→ **Prompt**:
Copy the records below exactly, omitting any pictures they contain.

:: Source data ::

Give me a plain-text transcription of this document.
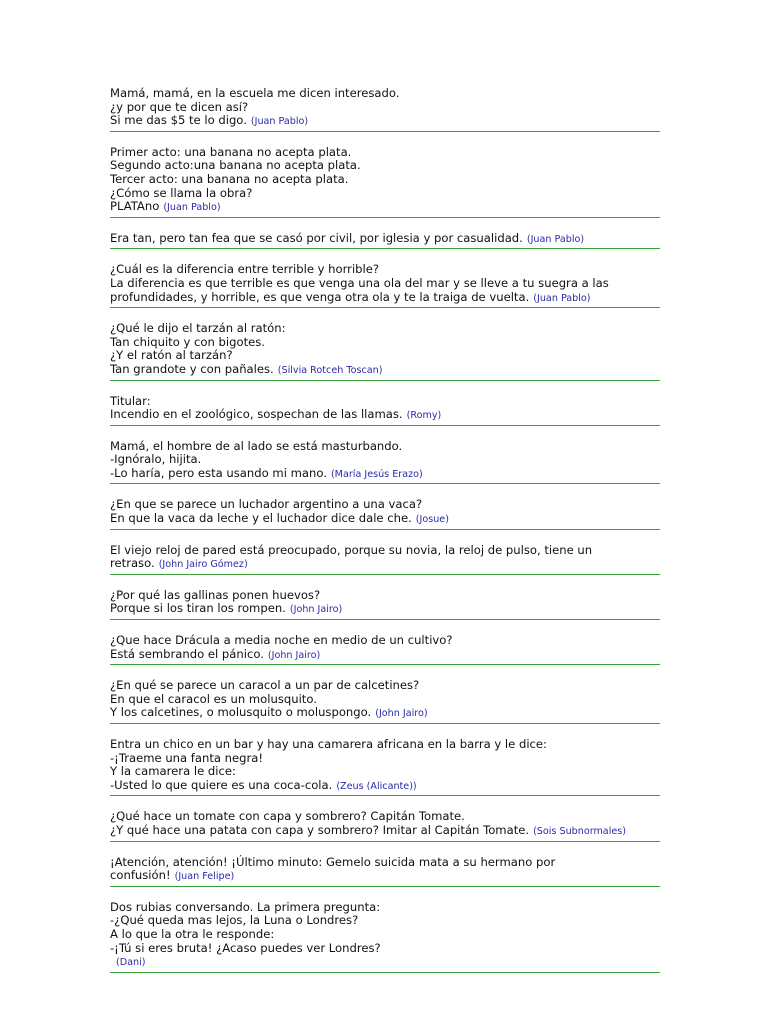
Mamá, mamá, en la escuela me dicen interesado.
¿y por que te dicen así?
Si me das $5 te lo digo. (Juan Pablo)
Primer acto: una banana no acepta plata.
Segundo acto:una banana no acepta plata.
Tercer acto: una banana no acepta plata.
¿Cómo se llama la obra?
PLATAno (Juan Pablo)
Era tan, pero tan fea que se casó por civil, por iglesia y por casualidad. (Juan Pablo)
¿Cuál es la diferencia entre terrible y horrible?
La diferencia es que terrible es que venga una ola del mar y se lleve a tu suegra a las
profundidades, y horrible, es que venga otra ola y te la traiga de vuelta. (Juan Pablo)
¿Qué le dijo el tarzán al ratón:
Tan chiquito y con bigotes.
¿Y el ratón al tarzán?
Tan grandote y con pañales. (Silvia Rotceh Toscan)
Titular:
Incendio en el zoológico, sospechan de las llamas. (Romy)
Mamá, el hombre de al lado se está masturbando.
-Ignóralo, hijita.
-Lo haría, pero esta usando mi mano. (María Jesús Erazo)
¿En que se parece un luchador argentino a una vaca?
En que la vaca da leche y el luchador dice dale che. (Josue)
El viejo reloj de pared está preocupado, porque su novia, la reloj de pulso, tiene un
retraso. (John Jairo Gómez)
¿Por qué las gallinas ponen huevos?
Porque si los tiran los rompen. (John Jairo)
¿Que hace Drácula a media noche en medio de un cultivo?
Está sembrando el pánico. (John Jairo)
¿En qué se parece un caracol a un par de calcetines?
En que el caracol es un molusquito.
Y los calcetines, o molusquito o moluspongo. (John Jairo)
Entra un chico en un bar y hay una camarera africana en la barra y le dice:
-¡Traeme una fanta negra!
Y la camarera le dice:
-Usted lo que quiere es una coca-cola. (Zeus (Alicante))
¿Qué hace un tomate con capa y sombrero? Capitán Tomate.
¿Y qué hace una patata con capa y sombrero? Imitar al Capitán Tomate. (Sois Subnormales)
¡Atención, atención! ¡Último minuto: Gemelo suicida mata a su hermano por
confusión! (Juan Felipe)
Dos rubias conversando. La primera pregunta:
-¿Qué queda mas lejos, la Luna o Londres?
A lo que la otra le responde:
-¡Tú si eres bruta! ¿Acaso puedes ver Londres?
(Dani)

:::

→ **Finished exercise**:
Give me a plain-text transcription of this document.
Mamá, mamá, en la escuela me dicen interesado.
¿y por que te dicen así?
Si me das $5 te lo digo. (Juan Pablo)
Primer acto: una banana no acepta plata.
Segundo acto:una banana no acepta plata.
Tercer acto: una banana no acepta plata.
¿Cómo se llama la obra?
PLATAno (Juan Pablo)
Era tan, pero tan fea que se casó por civil, por iglesia y por casualidad. (Juan Pablo)
¿Cuál es la diferencia entre terrible y horrible?
La diferencia es que terrible es que venga una ola del mar y se lleve a tu suegra a las
profundidades, y horrible, es que venga otra ola y te la traiga de vuelta. (Juan Pablo)
¿Qué le dijo el tarzán al ratón:
Tan chiquito y con bigotes.
¿Y el ratón al tarzán?
Tan grandote y con pañales. (Silvia Rotceh Toscan)
Titular:
Incendio en el zoológico, sospechan de las llamas. (Romy)
Mamá, el hombre de al lado se está masturbando.
-Ignóralo, hijita.
-Lo haría, pero esta usando mi mano. (María Jesús Erazo)
¿En que se parece un luchador argentino a una vaca?
En que la vaca da leche y el luchador dice dale che. (Josue)
El viejo reloj de pared está preocupado, porque su novia, la reloj de pulso, tiene un
retraso. (John Jairo Gómez)
¿Por qué las gallinas ponen huevos?
Porque si los tiran los rompen. (John Jairo)
¿Que hace Drácula a media noche en medio de un cultivo?
Está sembrando el pánico. (John Jairo)
¿En qué se parece un caracol a un par de calcetines?
En que el caracol es un molusquito.
Y los calcetines, o molusquito o moluspongo. (John Jairo)
Entra un chico en un bar y hay una camarera africana en la barra y le dice:
-¡Traeme una fanta negra!
Y la camarera le dice:
-Usted lo que quiere es una coca-cola. (Zeus (Alicante))
¿Qué hace un tomate con capa y sombrero? Capitán Tomate.
¿Y qué hace una patata con capa y sombrero? Imitar al Capitán Tomate. (Sois Subnormales)
¡Atención, atención! ¡Último minuto: Gemelo suicida mata a su hermano por
confusión! (Juan Felipe)
Dos rubias conversando. La primera pregunta:
-¿Qué queda mas lejos, la Luna o Londres?
A lo que la otra le responde:
-¡Tú si eres bruta! ¿Acaso puedes ver Londres?
(Dani)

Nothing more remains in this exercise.